Look through the material below. Copy every line with the string "source" in it.

::: INPUT DATA :::

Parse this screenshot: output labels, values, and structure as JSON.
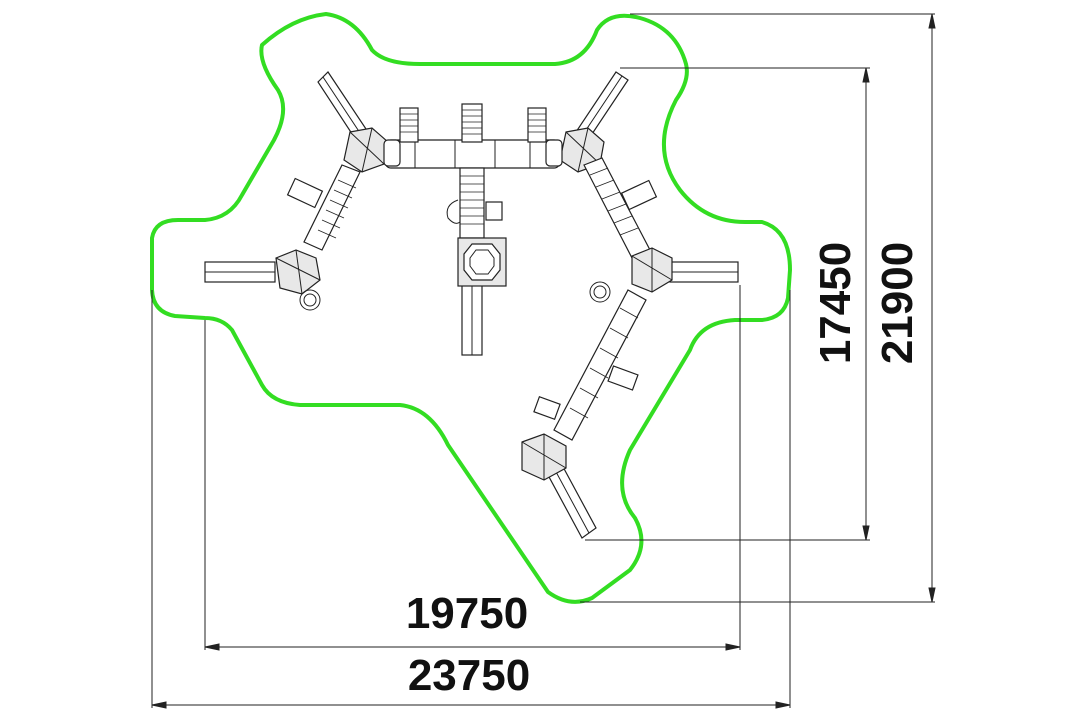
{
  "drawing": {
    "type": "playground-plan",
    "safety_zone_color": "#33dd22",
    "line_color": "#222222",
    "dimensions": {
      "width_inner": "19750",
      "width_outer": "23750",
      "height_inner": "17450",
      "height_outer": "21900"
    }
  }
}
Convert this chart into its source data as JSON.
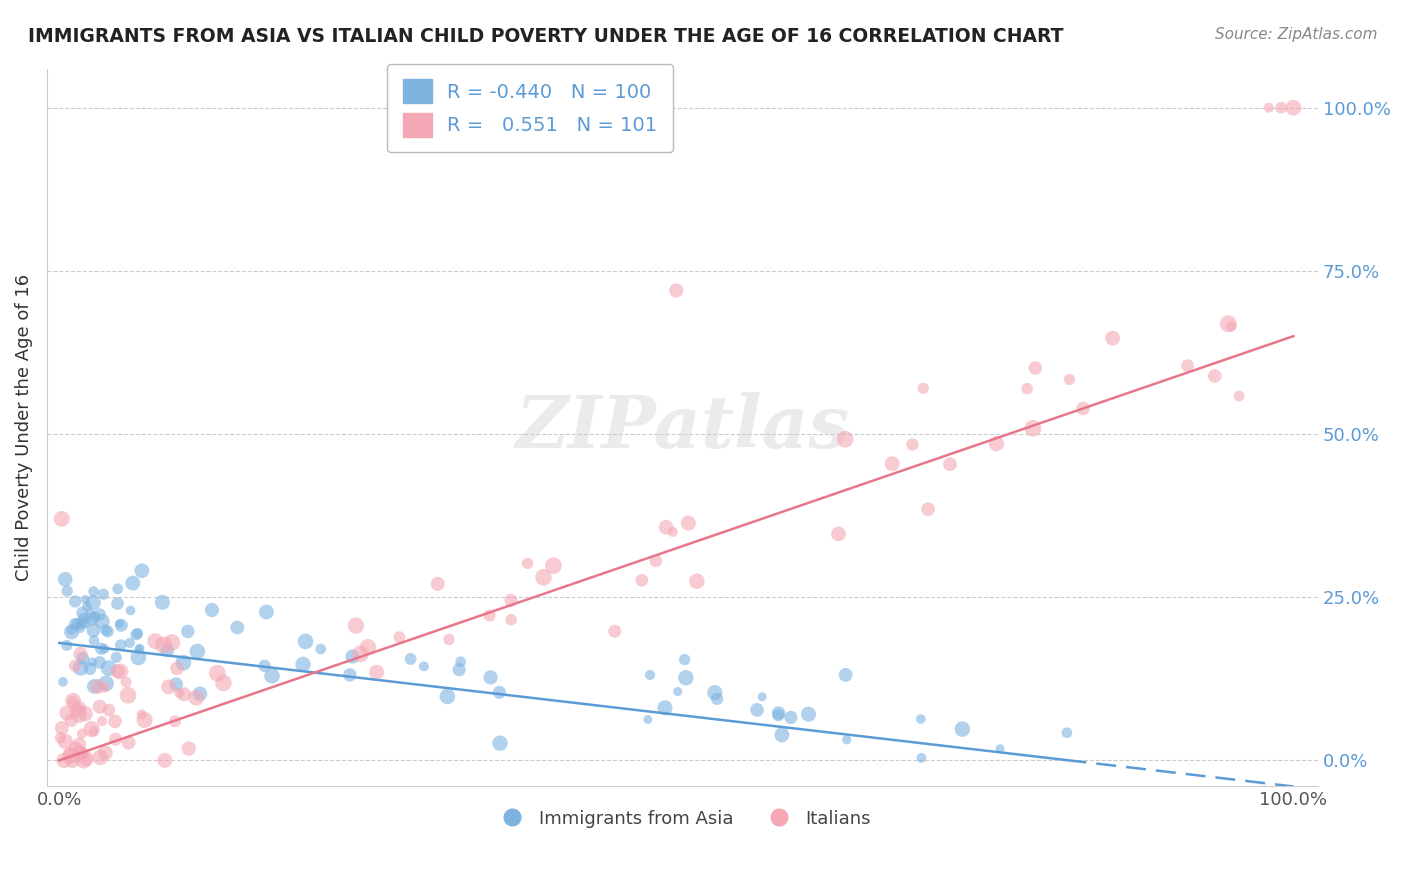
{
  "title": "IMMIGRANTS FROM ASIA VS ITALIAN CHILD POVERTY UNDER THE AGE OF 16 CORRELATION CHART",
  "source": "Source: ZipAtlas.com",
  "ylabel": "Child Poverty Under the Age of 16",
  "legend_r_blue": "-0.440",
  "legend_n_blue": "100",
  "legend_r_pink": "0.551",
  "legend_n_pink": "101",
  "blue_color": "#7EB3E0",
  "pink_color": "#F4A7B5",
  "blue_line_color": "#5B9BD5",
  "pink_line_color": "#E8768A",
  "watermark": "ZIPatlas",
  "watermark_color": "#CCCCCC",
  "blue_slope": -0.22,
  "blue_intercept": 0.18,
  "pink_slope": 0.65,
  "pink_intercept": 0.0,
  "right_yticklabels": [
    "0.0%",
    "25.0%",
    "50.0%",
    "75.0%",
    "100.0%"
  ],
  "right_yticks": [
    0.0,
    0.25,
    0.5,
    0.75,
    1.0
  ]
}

:::

_RESULT_
Convert this chart into its source data as JSON.
  "source": "Source: ZipAtlas.com",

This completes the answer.